**Dataset entries on figures**
***
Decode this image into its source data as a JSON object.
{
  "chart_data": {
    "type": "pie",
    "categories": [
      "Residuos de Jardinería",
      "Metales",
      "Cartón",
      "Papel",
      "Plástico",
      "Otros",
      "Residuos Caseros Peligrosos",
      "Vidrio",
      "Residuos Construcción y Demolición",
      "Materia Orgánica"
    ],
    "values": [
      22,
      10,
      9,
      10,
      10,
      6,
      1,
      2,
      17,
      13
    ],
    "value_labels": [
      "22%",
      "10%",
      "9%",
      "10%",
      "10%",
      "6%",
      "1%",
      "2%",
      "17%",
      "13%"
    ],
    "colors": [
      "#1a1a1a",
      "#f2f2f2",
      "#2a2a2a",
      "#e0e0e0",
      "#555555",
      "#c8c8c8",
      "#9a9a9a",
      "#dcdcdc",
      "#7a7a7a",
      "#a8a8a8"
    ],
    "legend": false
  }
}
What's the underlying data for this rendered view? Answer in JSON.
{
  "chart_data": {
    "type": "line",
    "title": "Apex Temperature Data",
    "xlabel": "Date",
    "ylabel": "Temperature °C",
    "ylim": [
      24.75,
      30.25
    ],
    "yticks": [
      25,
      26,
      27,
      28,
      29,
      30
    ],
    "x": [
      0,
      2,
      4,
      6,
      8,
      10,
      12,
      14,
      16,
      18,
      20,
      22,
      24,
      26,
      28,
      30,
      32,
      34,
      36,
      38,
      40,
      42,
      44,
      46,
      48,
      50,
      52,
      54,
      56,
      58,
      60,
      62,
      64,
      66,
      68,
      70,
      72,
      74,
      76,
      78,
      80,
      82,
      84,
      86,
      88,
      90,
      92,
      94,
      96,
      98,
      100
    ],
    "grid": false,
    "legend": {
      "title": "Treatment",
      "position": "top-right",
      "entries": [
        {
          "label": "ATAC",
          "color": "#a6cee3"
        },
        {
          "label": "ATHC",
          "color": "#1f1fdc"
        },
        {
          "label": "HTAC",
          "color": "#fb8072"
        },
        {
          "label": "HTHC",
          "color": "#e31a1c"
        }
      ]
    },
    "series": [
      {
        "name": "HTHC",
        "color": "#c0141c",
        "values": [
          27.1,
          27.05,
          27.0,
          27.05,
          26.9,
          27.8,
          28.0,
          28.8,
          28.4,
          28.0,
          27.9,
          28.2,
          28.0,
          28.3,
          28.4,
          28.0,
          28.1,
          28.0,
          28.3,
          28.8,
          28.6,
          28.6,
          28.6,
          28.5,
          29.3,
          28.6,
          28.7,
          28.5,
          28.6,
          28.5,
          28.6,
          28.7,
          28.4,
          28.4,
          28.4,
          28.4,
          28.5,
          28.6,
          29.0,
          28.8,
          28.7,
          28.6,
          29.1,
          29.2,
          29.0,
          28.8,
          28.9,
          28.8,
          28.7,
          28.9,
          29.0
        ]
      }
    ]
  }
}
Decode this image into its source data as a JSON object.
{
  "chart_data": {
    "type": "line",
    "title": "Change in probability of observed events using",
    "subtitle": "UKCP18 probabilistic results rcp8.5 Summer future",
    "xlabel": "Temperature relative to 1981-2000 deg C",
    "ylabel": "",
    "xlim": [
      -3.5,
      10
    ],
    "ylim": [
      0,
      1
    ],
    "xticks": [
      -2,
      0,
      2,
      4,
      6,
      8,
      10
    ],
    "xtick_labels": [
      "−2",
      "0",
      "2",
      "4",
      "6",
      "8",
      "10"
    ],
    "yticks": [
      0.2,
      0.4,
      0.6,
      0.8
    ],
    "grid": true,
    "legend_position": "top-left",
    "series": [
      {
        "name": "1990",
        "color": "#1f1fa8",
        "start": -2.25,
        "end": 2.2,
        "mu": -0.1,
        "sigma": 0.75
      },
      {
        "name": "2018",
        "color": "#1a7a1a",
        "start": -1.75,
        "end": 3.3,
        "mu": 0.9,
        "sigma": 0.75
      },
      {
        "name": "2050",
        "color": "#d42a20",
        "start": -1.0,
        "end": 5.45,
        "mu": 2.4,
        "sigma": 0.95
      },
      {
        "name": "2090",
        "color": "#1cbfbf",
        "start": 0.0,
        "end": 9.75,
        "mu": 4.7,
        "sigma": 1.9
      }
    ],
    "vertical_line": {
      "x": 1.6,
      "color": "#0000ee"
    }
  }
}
***
**Prompt**
Retype every entry above, word for word.

**Result of this task**
Decode this image into its source data as a JSON object.
{
  "chart_data": {
    "type": "pie",
    "categories": [
      "Residuos de Jardinería",
      "Metales",
      "Cartón",
      "Papel",
      "Plástico",
      "Otros",
      "Residuos Caseros Peligrosos",
      "Vidrio",
      "Residuos Construcción y Demolición",
      "Materia Orgánica"
    ],
    "values": [
      22,
      10,
      9,
      10,
      10,
      6,
      1,
      2,
      17,
      13
    ],
    "value_labels": [
      "22%",
      "10%",
      "9%",
      "10%",
      "10%",
      "6%",
      "1%",
      "2%",
      "17%",
      "13%"
    ],
    "colors": [
      "#1a1a1a",
      "#f2f2f2",
      "#2a2a2a",
      "#e0e0e0",
      "#555555",
      "#c8c8c8",
      "#9a9a9a",
      "#dcdcdc",
      "#7a7a7a",
      "#a8a8a8"
    ],
    "legend": false
  }
}
What's the underlying data for this rendered view? Answer in JSON.
{
  "chart_data": {
    "type": "line",
    "title": "Apex Temperature Data",
    "xlabel": "Date",
    "ylabel": "Temperature °C",
    "ylim": [
      24.75,
      30.25
    ],
    "yticks": [
      25,
      26,
      27,
      28,
      29,
      30
    ],
    "x": [
      0,
      2,
      4,
      6,
      8,
      10,
      12,
      14,
      16,
      18,
      20,
      22,
      24,
      26,
      28,
      30,
      32,
      34,
      36,
      38,
      40,
      42,
      44,
      46,
      48,
      50,
      52,
      54,
      56,
      58,
      60,
      62,
      64,
      66,
      68,
      70,
      72,
      74,
      76,
      78,
      80,
      82,
      84,
      86,
      88,
      90,
      92,
      94,
      96,
      98,
      100
    ],
    "grid": false,
    "legend": {
      "title": "Treatment",
      "position": "top-right",
      "entries": [
        {
          "label": "ATAC",
          "color": "#a6cee3"
        },
        {
          "label": "ATHC",
          "color": "#1f1fdc"
        },
        {
          "label": "HTAC",
          "color": "#fb8072"
        },
        {
          "label": "HTHC",
          "color": "#e31a1c"
        }
      ]
    },
    "series": [
      {
        "name": "HTHC",
        "color": "#c0141c",
        "values": [
          27.1,
          27.05,
          27.0,
          27.05,
          26.9,
          27.8,
          28.0,
          28.8,
          28.4,
          28.0,
          27.9,
          28.2,
          28.0,
          28.3,
          28.4,
          28.0,
          28.1,
          28.0,
          28.3,
          28.8,
          28.6,
          28.6,
          28.6,
          28.5,
          29.3,
          28.6,
          28.7,
          28.5,
          28.6,
          28.5,
          28.6,
          28.7,
          28.4,
          28.4,
          28.4,
          28.4,
          28.5,
          28.6,
          29.0,
          28.8,
          28.7,
          28.6,
          29.1,
          29.2,
          29.0,
          28.8,
          28.9,
          28.8,
          28.7,
          28.9,
          29.0
        ]
      }
    ]
  }
}
Decode this image into its source data as a JSON object.
{
  "chart_data": {
    "type": "line",
    "title": "Change in probability of observed events using",
    "subtitle": "UKCP18 probabilistic results rcp8.5 Summer future",
    "xlabel": "Temperature relative to 1981-2000 deg C",
    "ylabel": "",
    "xlim": [
      -3.5,
      10
    ],
    "ylim": [
      0,
      1
    ],
    "xticks": [
      -2,
      0,
      2,
      4,
      6,
      8,
      10
    ],
    "xtick_labels": [
      "−2",
      "0",
      "2",
      "4",
      "6",
      "8",
      "10"
    ],
    "yticks": [
      0.2,
      0.4,
      0.6,
      0.8
    ],
    "grid": true,
    "legend_position": "top-left",
    "series": [
      {
        "name": "1990",
        "color": "#1f1fa8",
        "start": -2.25,
        "end": 2.2,
        "mu": -0.1,
        "sigma": 0.75
      },
      {
        "name": "2018",
        "color": "#1a7a1a",
        "start": -1.75,
        "end": 3.3,
        "mu": 0.9,
        "sigma": 0.75
      },
      {
        "name": "2050",
        "color": "#d42a20",
        "start": -1.0,
        "end": 5.45,
        "mu": 2.4,
        "sigma": 0.95
      },
      {
        "name": "2090",
        "color": "#1cbfbf",
        "start": 0.0,
        "end": 9.75,
        "mu": 4.7,
        "sigma": 1.9
      }
    ],
    "vertical_line": {
      "x": 1.6,
      "color": "#0000ee"
    }
  }
}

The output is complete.